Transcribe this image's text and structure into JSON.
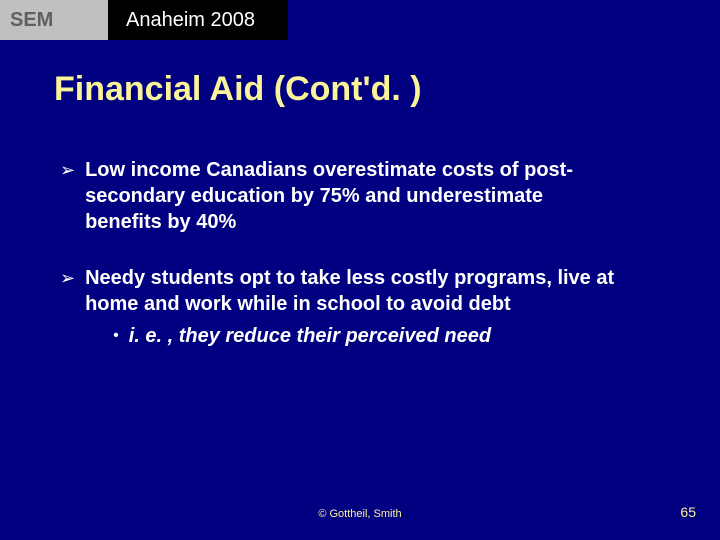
{
  "header": {
    "sem": "SEM",
    "conference": "Anaheim 2008"
  },
  "title": "Financial Aid (Cont'd. )",
  "bullets": [
    {
      "text": "Low income Canadians overestimate costs of post-secondary education by 75% and underestimate benefits by 40%",
      "sub": null
    },
    {
      "text": "Needy students opt to take less costly programs, live at home and work while in school to avoid debt",
      "sub": "i. e. , they reduce their perceived need"
    }
  ],
  "footer": {
    "copyright": "© Gottheil, Smith",
    "page": "65"
  },
  "colors": {
    "background": "#000080",
    "title": "#faf39a",
    "text": "#ffffff",
    "sem_bg": "#c0c0c0",
    "sem_fg": "#606060",
    "conf_bg": "#000000"
  }
}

→ **What the task requires**:
Return all the lines that contain the string "text".

→ **Correct output**:
Transcribe this image's text and structure into JSON.
      "text": "Low income Canadians overestimate costs of post-secondary education by 75% and underestimate benefits by 40%",
      "text": "Needy students opt to take less costly programs, live at home and work while in school to avoid debt",
    "text": "#ffffff",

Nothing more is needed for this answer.